◆ TASK DESCRIPTION
All records must be quoted exactly. Omit the pictures.

◆ RECORDS SHOWN
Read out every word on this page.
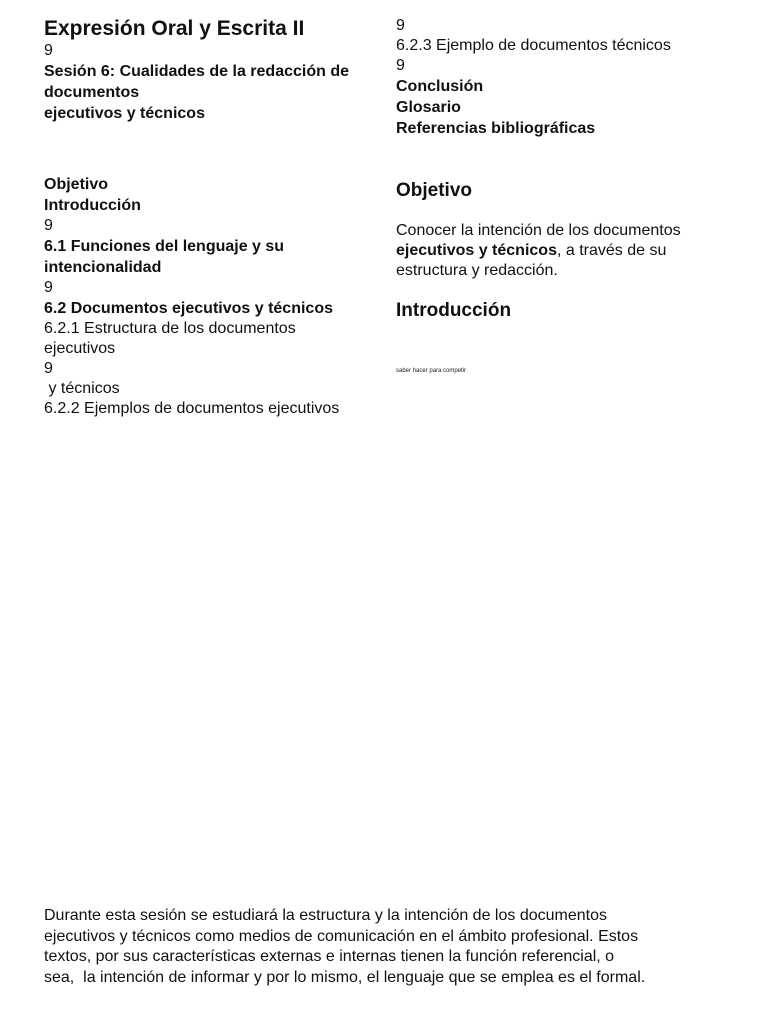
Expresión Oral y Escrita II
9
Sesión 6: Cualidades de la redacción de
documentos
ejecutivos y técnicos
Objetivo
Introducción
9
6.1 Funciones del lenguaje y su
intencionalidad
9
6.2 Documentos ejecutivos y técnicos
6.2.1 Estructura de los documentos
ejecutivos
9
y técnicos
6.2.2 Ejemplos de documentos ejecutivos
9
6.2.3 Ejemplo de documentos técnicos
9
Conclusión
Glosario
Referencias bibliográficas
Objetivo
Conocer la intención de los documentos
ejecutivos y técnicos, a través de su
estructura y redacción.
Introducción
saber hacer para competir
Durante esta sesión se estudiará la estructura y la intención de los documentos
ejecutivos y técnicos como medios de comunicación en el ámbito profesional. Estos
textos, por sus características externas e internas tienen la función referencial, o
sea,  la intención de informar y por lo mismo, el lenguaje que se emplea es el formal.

◆ EXERCISE RESULT
Read out every word on this page.
Expresión Oral y Escrita II
9
Sesión 6: Cualidades de la redacción de
documentos
ejecutivos y técnicos
Objetivo
Introducción
9
6.1 Funciones del lenguaje y su
intencionalidad
9
6.2 Documentos ejecutivos y técnicos
6.2.1 Estructura de los documentos
ejecutivos
9
y técnicos
6.2.2 Ejemplos de documentos ejecutivos
9
6.2.3 Ejemplo de documentos técnicos
9
Conclusión
Glosario
Referencias bibliográficas
Objetivo
Conocer la intención de los documentos
ejecutivos y técnicos, a través de su
estructura y redacción.
Introducción
saber hacer para competir
Durante esta sesión se estudiará la estructura y la intención de los documentos
ejecutivos y técnicos como medios de comunicación en el ámbito profesional. Estos
textos, por sus características externas e internas tienen la función referencial, o
sea,  la intención de informar y por lo mismo, el lenguaje que se emplea es el formal.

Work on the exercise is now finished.